◆ **Record list**:
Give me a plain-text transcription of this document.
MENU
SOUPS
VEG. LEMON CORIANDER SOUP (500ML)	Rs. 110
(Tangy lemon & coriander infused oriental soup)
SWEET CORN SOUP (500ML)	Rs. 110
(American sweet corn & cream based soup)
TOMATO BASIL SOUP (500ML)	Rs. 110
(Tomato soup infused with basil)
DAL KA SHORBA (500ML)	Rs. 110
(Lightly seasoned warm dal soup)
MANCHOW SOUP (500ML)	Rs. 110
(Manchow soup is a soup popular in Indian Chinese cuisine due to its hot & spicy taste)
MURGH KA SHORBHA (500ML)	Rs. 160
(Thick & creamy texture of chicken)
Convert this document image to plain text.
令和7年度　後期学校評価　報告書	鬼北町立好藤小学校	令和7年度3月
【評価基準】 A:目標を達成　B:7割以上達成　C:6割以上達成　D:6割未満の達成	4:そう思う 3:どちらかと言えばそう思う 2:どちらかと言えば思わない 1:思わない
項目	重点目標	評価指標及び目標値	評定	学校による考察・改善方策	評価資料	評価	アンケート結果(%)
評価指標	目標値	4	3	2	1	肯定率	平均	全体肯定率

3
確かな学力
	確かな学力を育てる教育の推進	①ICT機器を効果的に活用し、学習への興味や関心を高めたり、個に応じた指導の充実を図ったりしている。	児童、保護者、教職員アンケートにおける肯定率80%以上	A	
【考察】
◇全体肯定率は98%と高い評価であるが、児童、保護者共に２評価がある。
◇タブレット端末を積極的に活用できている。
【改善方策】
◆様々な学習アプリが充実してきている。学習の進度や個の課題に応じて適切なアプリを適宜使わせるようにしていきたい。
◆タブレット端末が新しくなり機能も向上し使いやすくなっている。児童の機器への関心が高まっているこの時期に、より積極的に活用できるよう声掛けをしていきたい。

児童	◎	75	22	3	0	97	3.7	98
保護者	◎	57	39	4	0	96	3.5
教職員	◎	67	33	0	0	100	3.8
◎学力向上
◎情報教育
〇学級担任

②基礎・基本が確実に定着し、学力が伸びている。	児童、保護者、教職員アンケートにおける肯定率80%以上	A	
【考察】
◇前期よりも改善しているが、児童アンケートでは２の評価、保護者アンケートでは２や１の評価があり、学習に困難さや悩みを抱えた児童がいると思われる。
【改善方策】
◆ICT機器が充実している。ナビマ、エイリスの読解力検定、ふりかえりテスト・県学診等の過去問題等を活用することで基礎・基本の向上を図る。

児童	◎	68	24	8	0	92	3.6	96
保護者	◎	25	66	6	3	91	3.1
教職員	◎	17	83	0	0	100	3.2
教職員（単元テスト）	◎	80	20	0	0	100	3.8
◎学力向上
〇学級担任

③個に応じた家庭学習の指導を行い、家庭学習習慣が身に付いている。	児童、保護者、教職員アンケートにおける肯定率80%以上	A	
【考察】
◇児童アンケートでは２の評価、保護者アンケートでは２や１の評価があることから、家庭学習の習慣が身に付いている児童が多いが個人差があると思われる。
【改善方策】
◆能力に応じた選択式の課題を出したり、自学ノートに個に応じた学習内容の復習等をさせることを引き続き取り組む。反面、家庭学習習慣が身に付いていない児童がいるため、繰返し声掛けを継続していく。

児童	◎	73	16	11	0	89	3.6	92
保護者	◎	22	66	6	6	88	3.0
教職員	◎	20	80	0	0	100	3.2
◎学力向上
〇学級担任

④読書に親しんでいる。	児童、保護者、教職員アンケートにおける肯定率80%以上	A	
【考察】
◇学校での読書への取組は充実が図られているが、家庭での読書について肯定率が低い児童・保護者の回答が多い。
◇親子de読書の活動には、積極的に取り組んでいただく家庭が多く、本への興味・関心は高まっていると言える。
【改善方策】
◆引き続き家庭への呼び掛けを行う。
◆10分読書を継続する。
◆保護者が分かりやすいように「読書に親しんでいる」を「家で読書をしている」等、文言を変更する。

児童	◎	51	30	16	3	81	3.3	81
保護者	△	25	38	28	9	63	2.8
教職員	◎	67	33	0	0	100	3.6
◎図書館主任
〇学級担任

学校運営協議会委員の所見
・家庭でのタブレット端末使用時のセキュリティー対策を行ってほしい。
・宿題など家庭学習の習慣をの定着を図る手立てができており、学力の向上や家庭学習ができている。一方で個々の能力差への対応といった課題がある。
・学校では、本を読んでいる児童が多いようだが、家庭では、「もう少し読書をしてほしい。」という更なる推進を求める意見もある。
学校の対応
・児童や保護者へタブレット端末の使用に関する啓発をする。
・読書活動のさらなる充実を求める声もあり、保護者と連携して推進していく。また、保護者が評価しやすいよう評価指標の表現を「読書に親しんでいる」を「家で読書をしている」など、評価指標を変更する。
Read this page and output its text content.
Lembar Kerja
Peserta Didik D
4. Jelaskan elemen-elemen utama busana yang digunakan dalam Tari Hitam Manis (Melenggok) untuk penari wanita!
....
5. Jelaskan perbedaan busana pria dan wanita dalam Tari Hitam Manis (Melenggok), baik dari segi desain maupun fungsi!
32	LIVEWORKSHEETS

◆ **Job**:
Search the material above for "Melenggok". Pull out each line where it shows up.

◆ **Answer for this exercise**:
4. Jelaskan elemen-elemen utama busana yang digunakan dalam Tari Hitam Manis (Melenggok) untuk penari wanita!
5. Jelaskan perbedaan busana pria dan wanita dalam Tari Hitam Manis (Melenggok), baik dari segi desain maupun fungsi!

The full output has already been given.